### Directive:
Write out the data again in full, exactly as it reads.

### Data supplied:
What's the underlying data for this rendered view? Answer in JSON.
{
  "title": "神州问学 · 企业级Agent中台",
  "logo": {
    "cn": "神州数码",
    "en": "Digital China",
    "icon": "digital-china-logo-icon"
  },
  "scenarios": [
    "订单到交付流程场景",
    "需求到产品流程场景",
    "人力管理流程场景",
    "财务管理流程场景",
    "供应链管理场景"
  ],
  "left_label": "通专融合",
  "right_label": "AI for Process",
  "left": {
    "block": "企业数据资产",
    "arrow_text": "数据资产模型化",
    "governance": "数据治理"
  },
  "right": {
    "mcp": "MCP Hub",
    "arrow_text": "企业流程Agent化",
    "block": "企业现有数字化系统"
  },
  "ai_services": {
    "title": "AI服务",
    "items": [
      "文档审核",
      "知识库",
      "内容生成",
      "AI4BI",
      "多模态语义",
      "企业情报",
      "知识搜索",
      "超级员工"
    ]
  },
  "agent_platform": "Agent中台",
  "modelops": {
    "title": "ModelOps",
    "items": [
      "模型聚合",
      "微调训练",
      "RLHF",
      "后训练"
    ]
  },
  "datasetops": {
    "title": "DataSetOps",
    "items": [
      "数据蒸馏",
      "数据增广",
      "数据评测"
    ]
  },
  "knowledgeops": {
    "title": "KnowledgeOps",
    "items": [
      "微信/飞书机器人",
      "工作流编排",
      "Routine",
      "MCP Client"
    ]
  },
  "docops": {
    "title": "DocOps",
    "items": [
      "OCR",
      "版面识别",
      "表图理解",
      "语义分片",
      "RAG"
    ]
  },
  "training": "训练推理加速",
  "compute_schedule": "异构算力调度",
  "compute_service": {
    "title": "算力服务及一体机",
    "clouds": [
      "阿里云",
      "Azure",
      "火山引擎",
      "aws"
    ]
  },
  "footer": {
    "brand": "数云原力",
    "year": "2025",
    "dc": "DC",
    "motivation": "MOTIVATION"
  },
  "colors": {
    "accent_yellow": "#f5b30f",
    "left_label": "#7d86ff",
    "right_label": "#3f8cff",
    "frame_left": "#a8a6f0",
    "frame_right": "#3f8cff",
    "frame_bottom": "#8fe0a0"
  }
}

### Solution to the exercise:
What's the underlying data for this rendered view? Answer in JSON.
{
  "title": "神州问学 · 企业级Agent中台",
  "logo": {
    "cn": "神州数码",
    "en": "Digital China",
    "icon": "digital-china-logo-icon"
  },
  "scenarios": [
    "订单到交付流程场景",
    "需求到产品流程场景",
    "人力管理流程场景",
    "财务管理流程场景",
    "供应链管理场景"
  ],
  "left_label": "通专融合",
  "right_label": "AI for Process",
  "left": {
    "block": "企业数据资产",
    "arrow_text": "数据资产模型化",
    "governance": "数据治理"
  },
  "right": {
    "mcp": "MCP Hub",
    "arrow_text": "企业流程Agent化",
    "block": "企业现有数字化系统"
  },
  "ai_services": {
    "title": "AI服务",
    "items": [
      "文档审核",
      "知识库",
      "内容生成",
      "AI4BI",
      "多模态语义",
      "企业情报",
      "知识搜索",
      "超级员工"
    ]
  },
  "agent_platform": "Agent中台",
  "modelops": {
    "title": "ModelOps",
    "items": [
      "模型聚合",
      "微调训练",
      "RLHF",
      "后训练"
    ]
  },
  "datasetops": {
    "title": "DataSetOps",
    "items": [
      "数据蒸馏",
      "数据增广",
      "数据评测"
    ]
  },
  "knowledgeops": {
    "title": "KnowledgeOps",
    "items": [
      "微信/飞书机器人",
      "工作流编排",
      "Routine",
      "MCP Client"
    ]
  },
  "docops": {
    "title": "DocOps",
    "items": [
      "OCR",
      "版面识别",
      "表图理解",
      "语义分片",
      "RAG"
    ]
  },
  "training": "训练推理加速",
  "compute_schedule": "异构算力调度",
  "compute_service": {
    "title": "算力服务及一体机",
    "clouds": [
      "阿里云",
      "Azure",
      "火山引擎",
      "aws"
    ]
  },
  "footer": {
    "brand": "数云原力",
    "year": "2025",
    "dc": "DC",
    "motivation": "MOTIVATION"
  },
  "colors": {
    "accent_yellow": "#f5b30f",
    "left_label": "#7d86ff",
    "right_label": "#3f8cff",
    "frame_left": "#a8a6f0",
    "frame_right": "#3f8cff",
    "frame_bottom": "#8fe0a0"
  }
}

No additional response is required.